What follows is a set of records, each of which is to be written out exactly.

+ + +

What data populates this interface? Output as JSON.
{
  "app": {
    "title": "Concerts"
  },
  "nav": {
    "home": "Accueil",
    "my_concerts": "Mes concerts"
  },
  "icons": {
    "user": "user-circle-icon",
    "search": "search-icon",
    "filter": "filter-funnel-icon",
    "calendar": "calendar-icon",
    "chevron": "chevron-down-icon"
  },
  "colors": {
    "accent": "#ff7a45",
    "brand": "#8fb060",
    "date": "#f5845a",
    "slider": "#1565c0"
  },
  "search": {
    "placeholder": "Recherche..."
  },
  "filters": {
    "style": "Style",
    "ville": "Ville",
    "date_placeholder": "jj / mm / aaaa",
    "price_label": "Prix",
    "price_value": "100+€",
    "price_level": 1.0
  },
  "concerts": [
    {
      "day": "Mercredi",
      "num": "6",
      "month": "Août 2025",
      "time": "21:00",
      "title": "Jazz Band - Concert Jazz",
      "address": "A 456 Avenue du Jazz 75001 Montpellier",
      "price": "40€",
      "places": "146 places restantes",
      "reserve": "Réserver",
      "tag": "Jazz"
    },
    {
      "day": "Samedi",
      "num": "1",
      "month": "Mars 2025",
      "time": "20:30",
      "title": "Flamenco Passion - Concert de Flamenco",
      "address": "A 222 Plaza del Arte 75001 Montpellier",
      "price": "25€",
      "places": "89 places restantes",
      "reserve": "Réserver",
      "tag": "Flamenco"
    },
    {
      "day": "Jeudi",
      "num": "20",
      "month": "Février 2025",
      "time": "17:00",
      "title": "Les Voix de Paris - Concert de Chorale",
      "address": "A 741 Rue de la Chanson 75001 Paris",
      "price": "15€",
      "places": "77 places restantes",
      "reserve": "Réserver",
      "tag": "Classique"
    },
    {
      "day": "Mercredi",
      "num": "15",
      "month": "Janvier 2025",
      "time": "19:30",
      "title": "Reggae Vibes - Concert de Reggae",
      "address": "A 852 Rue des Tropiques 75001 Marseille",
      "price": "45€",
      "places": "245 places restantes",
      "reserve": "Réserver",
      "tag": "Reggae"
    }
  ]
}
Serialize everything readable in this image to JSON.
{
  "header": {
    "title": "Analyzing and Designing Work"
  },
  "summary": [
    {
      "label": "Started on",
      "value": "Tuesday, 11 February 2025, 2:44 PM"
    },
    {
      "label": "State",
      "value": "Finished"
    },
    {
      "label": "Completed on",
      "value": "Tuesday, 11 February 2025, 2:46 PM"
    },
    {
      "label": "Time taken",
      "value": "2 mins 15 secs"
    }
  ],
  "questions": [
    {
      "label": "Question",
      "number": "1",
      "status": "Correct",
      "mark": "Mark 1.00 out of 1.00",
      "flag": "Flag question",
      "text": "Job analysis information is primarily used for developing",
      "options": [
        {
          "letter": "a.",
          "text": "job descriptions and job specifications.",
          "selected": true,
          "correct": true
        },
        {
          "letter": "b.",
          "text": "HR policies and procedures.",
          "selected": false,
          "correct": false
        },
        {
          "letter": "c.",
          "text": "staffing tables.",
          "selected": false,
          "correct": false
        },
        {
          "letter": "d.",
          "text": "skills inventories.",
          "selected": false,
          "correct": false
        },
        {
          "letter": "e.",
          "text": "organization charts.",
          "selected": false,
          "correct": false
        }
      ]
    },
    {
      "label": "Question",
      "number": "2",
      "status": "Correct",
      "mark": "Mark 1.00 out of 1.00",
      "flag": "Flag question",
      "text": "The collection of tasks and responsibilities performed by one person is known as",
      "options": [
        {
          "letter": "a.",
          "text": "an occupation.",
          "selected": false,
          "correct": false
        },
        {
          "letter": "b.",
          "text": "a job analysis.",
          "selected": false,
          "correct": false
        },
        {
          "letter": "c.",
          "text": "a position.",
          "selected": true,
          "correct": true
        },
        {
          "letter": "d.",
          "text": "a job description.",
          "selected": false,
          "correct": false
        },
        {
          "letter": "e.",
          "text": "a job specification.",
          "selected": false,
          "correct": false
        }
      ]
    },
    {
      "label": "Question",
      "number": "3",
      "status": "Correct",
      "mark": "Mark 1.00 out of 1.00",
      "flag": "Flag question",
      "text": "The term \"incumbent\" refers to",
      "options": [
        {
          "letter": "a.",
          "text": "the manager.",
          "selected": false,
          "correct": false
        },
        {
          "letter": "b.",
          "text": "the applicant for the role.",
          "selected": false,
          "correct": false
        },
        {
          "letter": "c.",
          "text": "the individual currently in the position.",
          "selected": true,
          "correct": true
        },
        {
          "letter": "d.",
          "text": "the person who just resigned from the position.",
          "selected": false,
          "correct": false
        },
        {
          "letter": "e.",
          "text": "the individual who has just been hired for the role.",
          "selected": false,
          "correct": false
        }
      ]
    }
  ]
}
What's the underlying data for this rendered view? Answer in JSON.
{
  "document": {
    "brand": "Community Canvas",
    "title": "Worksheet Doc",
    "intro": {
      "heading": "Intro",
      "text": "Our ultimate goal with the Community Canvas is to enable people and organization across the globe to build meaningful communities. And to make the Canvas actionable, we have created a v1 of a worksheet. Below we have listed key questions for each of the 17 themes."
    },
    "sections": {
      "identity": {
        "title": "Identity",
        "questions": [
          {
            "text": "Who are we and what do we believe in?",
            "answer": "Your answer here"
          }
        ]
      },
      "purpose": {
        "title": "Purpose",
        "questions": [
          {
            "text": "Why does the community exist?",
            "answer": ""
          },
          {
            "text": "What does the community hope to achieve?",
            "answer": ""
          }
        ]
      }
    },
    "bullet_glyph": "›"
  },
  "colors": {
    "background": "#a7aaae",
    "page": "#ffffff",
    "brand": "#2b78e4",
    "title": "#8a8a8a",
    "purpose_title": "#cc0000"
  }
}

+ + +

### ANSWER FOR THE TASK
What data populates this interface? Output as JSON.
{
  "app": {
    "title": "Concerts"
  },
  "nav": {
    "home": "Accueil",
    "my_concerts": "Mes concerts"
  },
  "icons": {
    "user": "user-circle-icon",
    "search": "search-icon",
    "filter": "filter-funnel-icon",
    "calendar": "calendar-icon",
    "chevron": "chevron-down-icon"
  },
  "colors": {
    "accent": "#ff7a45",
    "brand": "#8fb060",
    "date": "#f5845a",
    "slider": "#1565c0"
  },
  "search": {
    "placeholder": "Recherche..."
  },
  "filters": {
    "style": "Style",
    "ville": "Ville",
    "date_placeholder": "jj / mm / aaaa",
    "price_label": "Prix",
    "price_value": "100+€",
    "price_level": 1.0
  },
  "concerts": [
    {
      "day": "Mercredi",
      "num": "6",
      "month": "Août 2025",
      "time": "21:00",
      "title": "Jazz Band - Concert Jazz",
      "address": "A 456 Avenue du Jazz 75001 Montpellier",
      "price": "40€",
      "places": "146 places restantes",
      "reserve": "Réserver",
      "tag": "Jazz"
    },
    {
      "day": "Samedi",
      "num": "1",
      "month": "Mars 2025",
      "time": "20:30",
      "title": "Flamenco Passion - Concert de Flamenco",
      "address": "A 222 Plaza del Arte 75001 Montpellier",
      "price": "25€",
      "places": "89 places restantes",
      "reserve": "Réserver",
      "tag": "Flamenco"
    },
    {
      "day": "Jeudi",
      "num": "20",
      "month": "Février 2025",
      "time": "17:00",
      "title": "Les Voix de Paris - Concert de Chorale",
      "address": "A 741 Rue de la Chanson 75001 Paris",
      "price": "15€",
      "places": "77 places restantes",
      "reserve": "Réserver",
      "tag": "Classique"
    },
    {
      "day": "Mercredi",
      "num": "15",
      "month": "Janvier 2025",
      "time": "19:30",
      "title": "Reggae Vibes - Concert de Reggae",
      "address": "A 852 Rue des Tropiques 75001 Marseille",
      "price": "45€",
      "places": "245 places restantes",
      "reserve": "Réserver",
      "tag": "Reggae"
    }
  ]
}
Serialize everything readable in this image to JSON.
{
  "header": {
    "title": "Analyzing and Designing Work"
  },
  "summary": [
    {
      "label": "Started on",
      "value": "Tuesday, 11 February 2025, 2:44 PM"
    },
    {
      "label": "State",
      "value": "Finished"
    },
    {
      "label": "Completed on",
      "value": "Tuesday, 11 February 2025, 2:46 PM"
    },
    {
      "label": "Time taken",
      "value": "2 mins 15 secs"
    }
  ],
  "questions": [
    {
      "label": "Question",
      "number": "1",
      "status": "Correct",
      "mark": "Mark 1.00 out of 1.00",
      "flag": "Flag question",
      "text": "Job analysis information is primarily used for developing",
      "options": [
        {
          "letter": "a.",
          "text": "job descriptions and job specifications.",
          "selected": true,
          "correct": true
        },
        {
          "letter": "b.",
          "text": "HR policies and procedures.",
          "selected": false,
          "correct": false
        },
        {
          "letter": "c.",
          "text": "staffing tables.",
          "selected": false,
          "correct": false
        },
        {
          "letter": "d.",
          "text": "skills inventories.",
          "selected": false,
          "correct": false
        },
        {
          "letter": "e.",
          "text": "organization charts.",
          "selected": false,
          "correct": false
        }
      ]
    },
    {
      "label": "Question",
      "number": "2",
      "status": "Correct",
      "mark": "Mark 1.00 out of 1.00",
      "flag": "Flag question",
      "text": "The collection of tasks and responsibilities performed by one person is known as",
      "options": [
        {
          "letter": "a.",
          "text": "an occupation.",
          "selected": false,
          "correct": false
        },
        {
          "letter": "b.",
          "text": "a job analysis.",
          "selected": false,
          "correct": false
        },
        {
          "letter": "c.",
          "text": "a position.",
          "selected": true,
          "correct": true
        },
        {
          "letter": "d.",
          "text": "a job description.",
          "selected": false,
          "correct": false
        },
        {
          "letter": "e.",
          "text": "a job specification.",
          "selected": false,
          "correct": false
        }
      ]
    },
    {
      "label": "Question",
      "number": "3",
      "status": "Correct",
      "mark": "Mark 1.00 out of 1.00",
      "flag": "Flag question",
      "text": "The term \"incumbent\" refers to",
      "options": [
        {
          "letter": "a.",
          "text": "the manager.",
          "selected": false,
          "correct": false
        },
        {
          "letter": "b.",
          "text": "the applicant for the role.",
          "selected": false,
          "correct": false
        },
        {
          "letter": "c.",
          "text": "the individual currently in the position.",
          "selected": true,
          "correct": true
        },
        {
          "letter": "d.",
          "text": "the person who just resigned from the position.",
          "selected": false,
          "correct": false
        },
        {
          "letter": "e.",
          "text": "the individual who has just been hired for the role.",
          "selected": false,
          "correct": false
        }
      ]
    }
  ]
}
What's the underlying data for this rendered view? Answer in JSON.
{
  "document": {
    "brand": "Community Canvas",
    "title": "Worksheet Doc",
    "intro": {
      "heading": "Intro",
      "text": "Our ultimate goal with the Community Canvas is to enable people and organization across the globe to build meaningful communities. And to make the Canvas actionable, we have created a v1 of a worksheet. Below we have listed key questions for each of the 17 themes."
    },
    "sections": {
      "identity": {
        "title": "Identity",
        "questions": [
          {
            "text": "Who are we and what do we believe in?",
            "answer": "Your answer here"
          }
        ]
      },
      "purpose": {
        "title": "Purpose",
        "questions": [
          {
            "text": "Why does the community exist?",
            "answer": ""
          },
          {
            "text": "What does the community hope to achieve?",
            "answer": ""
          }
        ]
      }
    },
    "bullet_glyph": "›"
  },
  "colors": {
    "background": "#a7aaae",
    "page": "#ffffff",
    "brand": "#2b78e4",
    "title": "#8a8a8a",
    "purpose_title": "#cc0000"
  }
}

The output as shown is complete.